- What is expected -
Find every line of the listing below where "Texture" appears, and copy it.

- Data for processing -

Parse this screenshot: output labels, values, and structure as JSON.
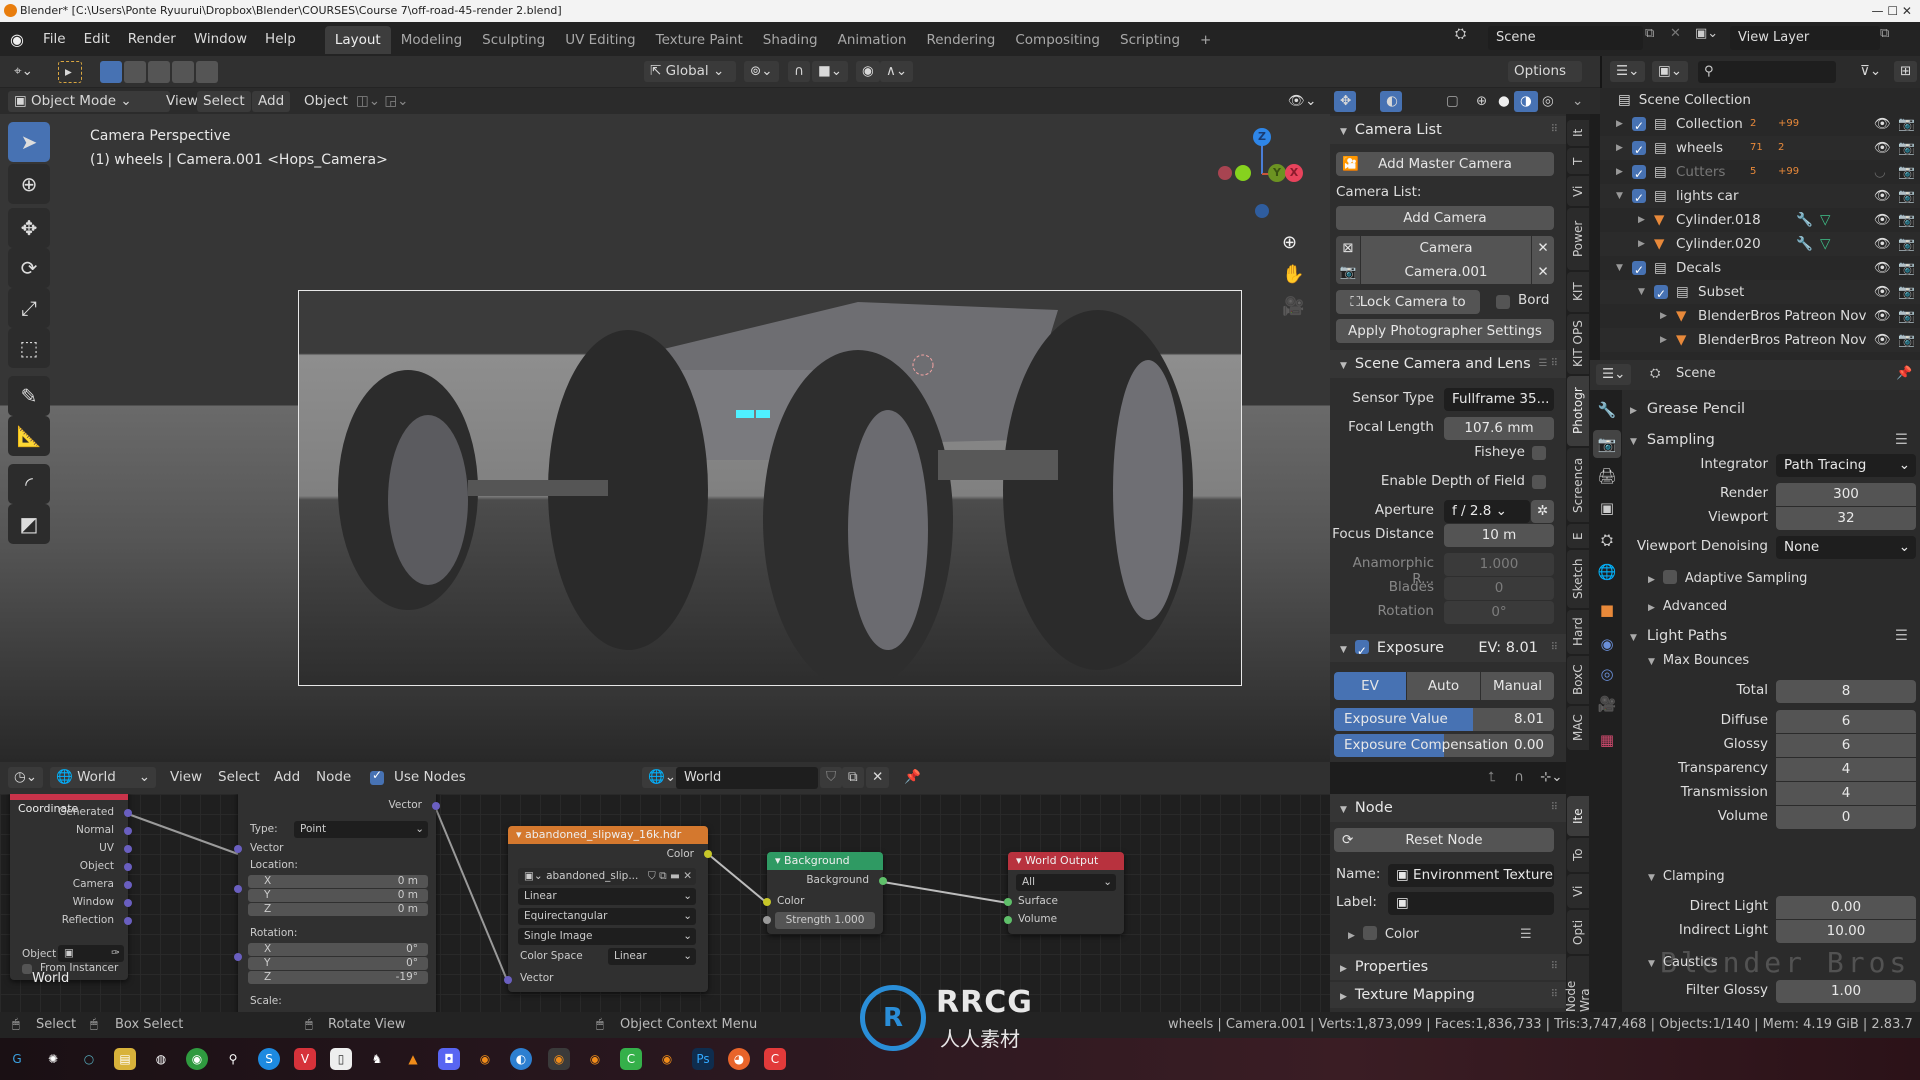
{
  "window": {
    "title": "Blender* [C:\\Users\\Ponte Ryuurui\\Dropbox\\Blender\\COURSES\\Course 7\\off-road-45-render 2.blend]"
  },
  "menubar": {
    "menus": [
      "File",
      "Edit",
      "Render",
      "Window",
      "Help"
    ],
    "workspaces": [
      "Layout",
      "Modeling",
      "Sculpting",
      "UV Editing",
      "Texture Paint",
      "Shading",
      "Animation",
      "Rendering",
      "Compositing",
      "Scripting"
    ],
    "active_workspace": "Layout",
    "add_workspace": "+",
    "scene_name": "Scene",
    "view_layer": "View Layer"
  },
  "tool_settings": {
    "orientation": "Global",
    "options_label": "Options"
  },
  "viewport_header": {
    "mode": "Object Mode",
    "menus": [
      "View",
      "Select",
      "Add",
      "Object"
    ]
  },
  "viewport": {
    "overlay_line1": "Camera Perspective",
    "overlay_line2": "(1) wheels | Camera.001 <Hops_Camera>",
    "gizmo": {
      "z": "Z",
      "y": "Y",
      "x": "X"
    }
  },
  "npanel": {
    "camera_list": {
      "title": "Camera List",
      "add_master": "Add Master Camera",
      "list_label": "Camera List:",
      "add_camera": "Add Camera",
      "cameras": [
        "Camera",
        "Camera.001"
      ],
      "lock_camera": "Lock Camera to Vi...",
      "border_label": "Bord",
      "apply_settings": "Apply Photographer Settings"
    },
    "scene_camera": {
      "title": "Scene Camera and Lens",
      "sensor_type_label": "Sensor Type",
      "sensor_type": "Fullframe 35...",
      "focal_length_label": "Focal Length",
      "focal_length": "107.6 mm",
      "fisheye_label": "Fisheye",
      "dof_label": "Enable Depth of Field",
      "aperture_label": "Aperture",
      "aperture": "f / 2.8",
      "focus_distance_label": "Focus Distance",
      "focus_distance": "10 m",
      "anamorphic_label": "Anamorphic R...",
      "anamorphic": "1.000",
      "blades_label": "Blades",
      "blades": "0",
      "rotation_label": "Rotation",
      "rotation": "0°"
    },
    "exposure": {
      "title": "Exposure",
      "ev_readout": "EV: 8.01",
      "modes": [
        "EV",
        "Auto",
        "Manual"
      ],
      "active_mode": "EV",
      "exposure_value_label": "Exposure Value",
      "exposure_value": "8.01",
      "exposure_value_fill": 0.63,
      "compensation_label": "Exposure Compensation",
      "compensation": "0.00",
      "compensation_fill": 0.5
    },
    "tabs": [
      "It",
      "T",
      "Vi",
      "Power",
      "KIT",
      "KIT OPS",
      "Photogr",
      "Screenca",
      "E",
      "Sketch",
      "Hard",
      "BoxC",
      "MAC"
    ],
    "active_tab": "Photogr"
  },
  "outliner": {
    "root": "Scene Collection",
    "rows": [
      {
        "name": "Collection",
        "depth": 1,
        "badges": [
          "2",
          "+99"
        ]
      },
      {
        "name": "wheels",
        "depth": 1,
        "badges": [
          "71",
          "2"
        ]
      },
      {
        "name": "Cutters",
        "depth": 1,
        "badges": [
          "5",
          "+99"
        ],
        "hidden": true
      },
      {
        "name": "lights car",
        "depth": 1,
        "expanded": true
      },
      {
        "name": "Cylinder.018",
        "depth": 2,
        "type": "mesh"
      },
      {
        "name": "Cylinder.020",
        "depth": 2,
        "type": "mesh"
      },
      {
        "name": "Decals",
        "depth": 1,
        "expanded": true
      },
      {
        "name": "Subset",
        "depth": 2,
        "expanded": true
      },
      {
        "name": "BlenderBros Patreon Nov",
        "depth": 3,
        "type": "mesh"
      },
      {
        "name": "BlenderBros Patreon Nov",
        "depth": 3,
        "type": "mesh"
      }
    ]
  },
  "properties": {
    "context": "Scene",
    "grease_pencil": "Grease Pencil",
    "sampling": {
      "title": "Sampling",
      "integrator_label": "Integrator",
      "integrator": "Path Tracing",
      "render_label": "Render",
      "render": "300",
      "viewport_label": "Viewport",
      "viewport": "32",
      "denoising_label": "Viewport Denoising",
      "denoising": "None",
      "adaptive": "Adaptive Sampling",
      "advanced": "Advanced"
    },
    "light_paths": {
      "title": "Light Paths",
      "max_bounces": "Max Bounces",
      "rows": [
        {
          "label": "Total",
          "value": "8"
        },
        {
          "label": "Diffuse",
          "value": "6"
        },
        {
          "label": "Glossy",
          "value": "6"
        },
        {
          "label": "Transparency",
          "value": "4"
        },
        {
          "label": "Transmission",
          "value": "4"
        },
        {
          "label": "Volume",
          "value": "0"
        }
      ],
      "clamping": "Clamping",
      "direct_label": "Direct Light",
      "direct": "0.00",
      "indirect_label": "Indirect Light",
      "indirect": "10.00",
      "caustics": "Caustics",
      "filter_glossy_label": "Filter Glossy",
      "filter_glossy": "1.00"
    },
    "watermark": "Blender Bros"
  },
  "node_editor": {
    "header": {
      "type": "World",
      "menus": [
        "View",
        "Select",
        "Add",
        "Node"
      ],
      "use_nodes": "Use Nodes",
      "world_name": "World"
    },
    "nodes": {
      "texcoord": {
        "title": "Texture Coordinate",
        "outputs": [
          "Generated",
          "Normal",
          "UV",
          "Object",
          "Camera",
          "Window",
          "Reflection"
        ],
        "object_label": "Object",
        "from_instancer": "From Instancer"
      },
      "mapping": {
        "output": "Vector",
        "type_label": "Type:",
        "type": "Point",
        "vector": "Vector",
        "location": "Location:",
        "loc": [
          [
            "X",
            "0 m"
          ],
          [
            "Y",
            "0 m"
          ],
          [
            "Z",
            "0 m"
          ]
        ],
        "rotation": "Rotation:",
        "rot": [
          [
            "X",
            "0°"
          ],
          [
            "Y",
            "0°"
          ],
          [
            "Z",
            "-19°"
          ]
        ],
        "scale": "Scale:"
      },
      "envtex": {
        "title": "abandoned_slipway_16k.hdr",
        "output": "Color",
        "image": "abandoned_slip...",
        "interp": "Linear",
        "projection": "Equirectangular",
        "source": "Single Image",
        "colorspace_label": "Color Space",
        "colorspace": "Linear",
        "input": "Vector"
      },
      "background": {
        "title": "Background",
        "output": "Background",
        "color": "Color",
        "strength_label": "Strength",
        "strength": "1.000"
      },
      "world_output": {
        "title": "World Output",
        "target": "All",
        "surface": "Surface",
        "volume": "Volume"
      }
    },
    "frame_label": "World"
  },
  "node_sidebar": {
    "node_title": "Node",
    "reset": "Reset Node",
    "name_label": "Name:",
    "name": "Environment Texture",
    "label_label": "Label:",
    "label": "",
    "color": "Color",
    "properties": "Properties",
    "texture_mapping": "Texture Mapping",
    "tabs": [
      "Ite",
      "To",
      "Vi",
      "Opti",
      "Node Wra"
    ]
  },
  "statusbar": {
    "hints": [
      "Select",
      "Box Select",
      "Rotate View",
      "Object Context Menu"
    ],
    "stats": "wheels | Camera.001 | Verts:1,873,099 | Faces:1,836,733 | Tris:3,747,468 | Objects:1/140 | Mem: 4.19 GiB | 2.83.7"
  },
  "watermark": {
    "brand": "RRCG",
    "sub": "人人素材"
  },
  "colors": {
    "accent": "#4772b3",
    "node_texcoord": "#c8334a",
    "node_envtex": "#d4782e",
    "node_bg": "#2f9a63",
    "node_output": "#b8323e",
    "node_vector": "#6a5fc0"
  }
}
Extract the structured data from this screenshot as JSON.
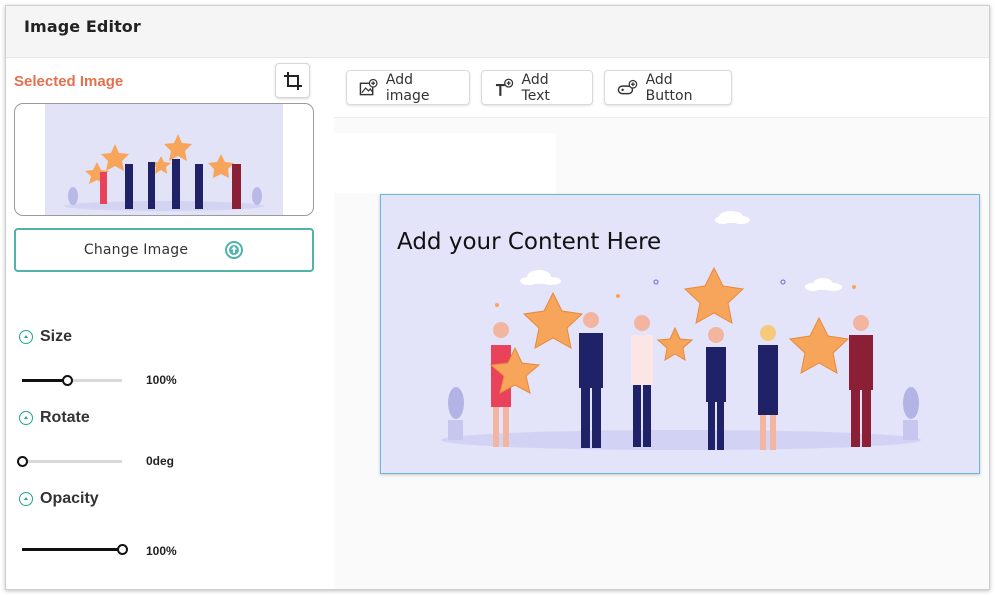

- Solution below -
      "Texture Paint",
        "title": "Texture Coordinate",
    "name": "Environment Texture",
    "texture_mapping": "Texture Mapping",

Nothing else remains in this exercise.